## What is being asked
Please copy all the lines that follow, word for word.

## Stored records
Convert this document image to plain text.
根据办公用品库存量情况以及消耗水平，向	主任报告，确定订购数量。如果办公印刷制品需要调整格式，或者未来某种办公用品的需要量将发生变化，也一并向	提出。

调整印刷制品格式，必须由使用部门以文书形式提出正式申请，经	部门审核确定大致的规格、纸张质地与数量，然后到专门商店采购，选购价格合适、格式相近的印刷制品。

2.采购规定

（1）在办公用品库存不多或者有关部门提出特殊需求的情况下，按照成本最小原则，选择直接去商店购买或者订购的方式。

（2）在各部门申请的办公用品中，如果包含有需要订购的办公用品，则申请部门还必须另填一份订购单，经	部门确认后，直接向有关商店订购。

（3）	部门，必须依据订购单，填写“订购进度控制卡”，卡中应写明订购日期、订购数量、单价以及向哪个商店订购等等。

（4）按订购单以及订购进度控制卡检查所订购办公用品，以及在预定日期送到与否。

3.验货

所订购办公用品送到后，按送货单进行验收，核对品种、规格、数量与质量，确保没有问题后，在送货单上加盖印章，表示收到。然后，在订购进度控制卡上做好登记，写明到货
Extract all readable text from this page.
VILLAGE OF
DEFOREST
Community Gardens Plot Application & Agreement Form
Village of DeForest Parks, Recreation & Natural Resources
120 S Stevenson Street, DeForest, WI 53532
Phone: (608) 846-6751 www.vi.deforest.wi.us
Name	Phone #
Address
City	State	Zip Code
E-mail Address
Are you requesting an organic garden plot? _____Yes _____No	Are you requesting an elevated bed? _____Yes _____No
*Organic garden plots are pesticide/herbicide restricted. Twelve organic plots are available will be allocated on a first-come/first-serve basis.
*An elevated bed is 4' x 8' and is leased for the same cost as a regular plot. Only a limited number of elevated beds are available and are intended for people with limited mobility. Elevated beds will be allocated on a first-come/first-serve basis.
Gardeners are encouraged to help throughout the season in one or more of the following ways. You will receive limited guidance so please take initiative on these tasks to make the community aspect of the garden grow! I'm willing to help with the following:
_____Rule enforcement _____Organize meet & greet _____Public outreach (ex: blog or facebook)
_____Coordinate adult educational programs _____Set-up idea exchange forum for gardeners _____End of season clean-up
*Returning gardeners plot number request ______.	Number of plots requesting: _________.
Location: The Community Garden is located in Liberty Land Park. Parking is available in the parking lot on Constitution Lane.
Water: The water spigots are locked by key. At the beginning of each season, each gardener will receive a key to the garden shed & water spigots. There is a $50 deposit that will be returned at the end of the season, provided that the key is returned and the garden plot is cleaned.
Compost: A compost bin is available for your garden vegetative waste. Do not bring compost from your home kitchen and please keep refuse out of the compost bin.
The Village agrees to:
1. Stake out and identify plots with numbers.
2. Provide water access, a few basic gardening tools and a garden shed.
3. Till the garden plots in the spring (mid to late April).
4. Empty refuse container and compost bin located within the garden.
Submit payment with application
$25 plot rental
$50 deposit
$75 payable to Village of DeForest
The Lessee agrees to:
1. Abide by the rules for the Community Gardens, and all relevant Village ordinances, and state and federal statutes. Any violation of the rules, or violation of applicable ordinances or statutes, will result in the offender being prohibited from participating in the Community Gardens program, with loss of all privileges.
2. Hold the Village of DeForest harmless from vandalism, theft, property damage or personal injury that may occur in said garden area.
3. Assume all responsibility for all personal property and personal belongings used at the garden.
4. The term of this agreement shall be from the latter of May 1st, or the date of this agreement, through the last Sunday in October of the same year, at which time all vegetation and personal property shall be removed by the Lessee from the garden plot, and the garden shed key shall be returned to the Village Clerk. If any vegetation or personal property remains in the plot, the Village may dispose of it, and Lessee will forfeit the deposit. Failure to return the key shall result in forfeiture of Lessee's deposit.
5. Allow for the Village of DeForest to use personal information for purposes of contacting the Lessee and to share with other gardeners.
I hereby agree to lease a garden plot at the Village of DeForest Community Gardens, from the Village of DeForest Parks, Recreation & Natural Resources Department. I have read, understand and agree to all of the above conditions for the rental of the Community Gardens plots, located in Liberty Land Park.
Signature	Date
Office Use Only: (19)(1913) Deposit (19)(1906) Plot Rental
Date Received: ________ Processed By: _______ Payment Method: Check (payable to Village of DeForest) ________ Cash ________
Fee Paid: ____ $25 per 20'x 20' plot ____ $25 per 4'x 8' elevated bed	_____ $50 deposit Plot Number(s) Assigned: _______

## Complete answer
Convert this document image to plain text.
根据办公用品库存量情况以及消耗水平，向	主任报告，确定订购数量。如果办公印刷制品需要调整格式，或者未来某种办公用品的需要量将发生变化，也一并向	提出。

调整印刷制品格式，必须由使用部门以文书形式提出正式申请，经	部门审核确定大致的规格、纸张质地与数量，然后到专门商店采购，选购价格合适、格式相近的印刷制品。

2.采购规定

（1）在办公用品库存不多或者有关部门提出特殊需求的情况下，按照成本最小原则，选择直接去商店购买或者订购的方式。

（2）在各部门申请的办公用品中，如果包含有需要订购的办公用品，则申请部门还必须另填一份订购单，经	部门确认后，直接向有关商店订购。

（3）	部门，必须依据订购单，填写“订购进度控制卡”，卡中应写明订购日期、订购数量、单价以及向哪个商店订购等等。

（4）按订购单以及订购进度控制卡检查所订购办公用品，以及在预定日期送到与否。

3.验货

所订购办公用品送到后，按送货单进行验收，核对品种、规格、数量与质量，确保没有问题后，在送货单上加盖印章，表示收到。然后，在订购进度控制卡上做好登记，写明到货
Extract all readable text from this page.
VILLAGE OF
DEFOREST
Community Gardens Plot Application & Agreement Form
Village of DeForest Parks, Recreation & Natural Resources
120 S Stevenson Street, DeForest, WI 53532
Phone: (608) 846-6751 www.vi.deforest.wi.us
Name	Phone #
Address
City	State	Zip Code
E-mail Address
Are you requesting an organic garden plot? _____Yes _____No	Are you requesting an elevated bed? _____Yes _____No
*Organic garden plots are pesticide/herbicide restricted. Twelve organic plots are available will be allocated on a first-come/first-serve basis.
*An elevated bed is 4' x 8' and is leased for the same cost as a regular plot. Only a limited number of elevated beds are available and are intended for people with limited mobility. Elevated beds will be allocated on a first-come/first-serve basis.
Gardeners are encouraged to help throughout the season in one or more of the following ways. You will receive limited guidance so please take initiative on these tasks to make the community aspect of the garden grow! I'm willing to help with the following:
_____Rule enforcement _____Organize meet & greet _____Public outreach (ex: blog or facebook)
_____Coordinate adult educational programs _____Set-up idea exchange forum for gardeners _____End of season clean-up
*Returning gardeners plot number request ______.	Number of plots requesting: _________.
Location: The Community Garden is located in Liberty Land Park. Parking is available in the parking lot on Constitution Lane.
Water: The water spigots are locked by key. At the beginning of each season, each gardener will receive a key to the garden shed & water spigots. There is a $50 deposit that will be returned at the end of the season, provided that the key is returned and the garden plot is cleaned.
Compost: A compost bin is available for your garden vegetative waste. Do not bring compost from your home kitchen and please keep refuse out of the compost bin.
The Village agrees to:
1. Stake out and identify plots with numbers.
2. Provide water access, a few basic gardening tools and a garden shed.
3. Till the garden plots in the spring (mid to late April).
4. Empty refuse container and compost bin located within the garden.
Submit payment with application
$25 plot rental
$50 deposit
$75 payable to Village of DeForest
The Lessee agrees to:
1. Abide by the rules for the Community Gardens, and all relevant Village ordinances, and state and federal statutes. Any violation of the rules, or violation of applicable ordinances or statutes, will result in the offender being prohibited from participating in the Community Gardens program, with loss of all privileges.
2. Hold the Village of DeForest harmless from vandalism, theft, property damage or personal injury that may occur in said garden area.
3. Assume all responsibility for all personal property and personal belongings used at the garden.
4. The term of this agreement shall be from the latter of May 1st, or the date of this agreement, through the last Sunday in October of the same year, at which time all vegetation and personal property shall be removed by the Lessee from the garden plot, and the garden shed key shall be returned to the Village Clerk. If any vegetation or personal property remains in the plot, the Village may dispose of it, and Lessee will forfeit the deposit. Failure to return the key shall result in forfeiture of Lessee's deposit.
5. Allow for the Village of DeForest to use personal information for purposes of contacting the Lessee and to share with other gardeners.
I hereby agree to lease a garden plot at the Village of DeForest Community Gardens, from the Village of DeForest Parks, Recreation & Natural Resources Department. I have read, understand and agree to all of the above conditions for the rental of the Community Gardens plots, located in Liberty Land Park.
Signature	Date
Office Use Only: (19)(1913) Deposit (19)(1906) Plot Rental
Date Received: ________ Processed By: _______ Payment Method: Check (payable to Village of DeForest) ________ Cash ________
Fee Paid: ____ $25 per 20'x 20' plot ____ $25 per 4'x 8' elevated bed	_____ $50 deposit Plot Number(s) Assigned: _______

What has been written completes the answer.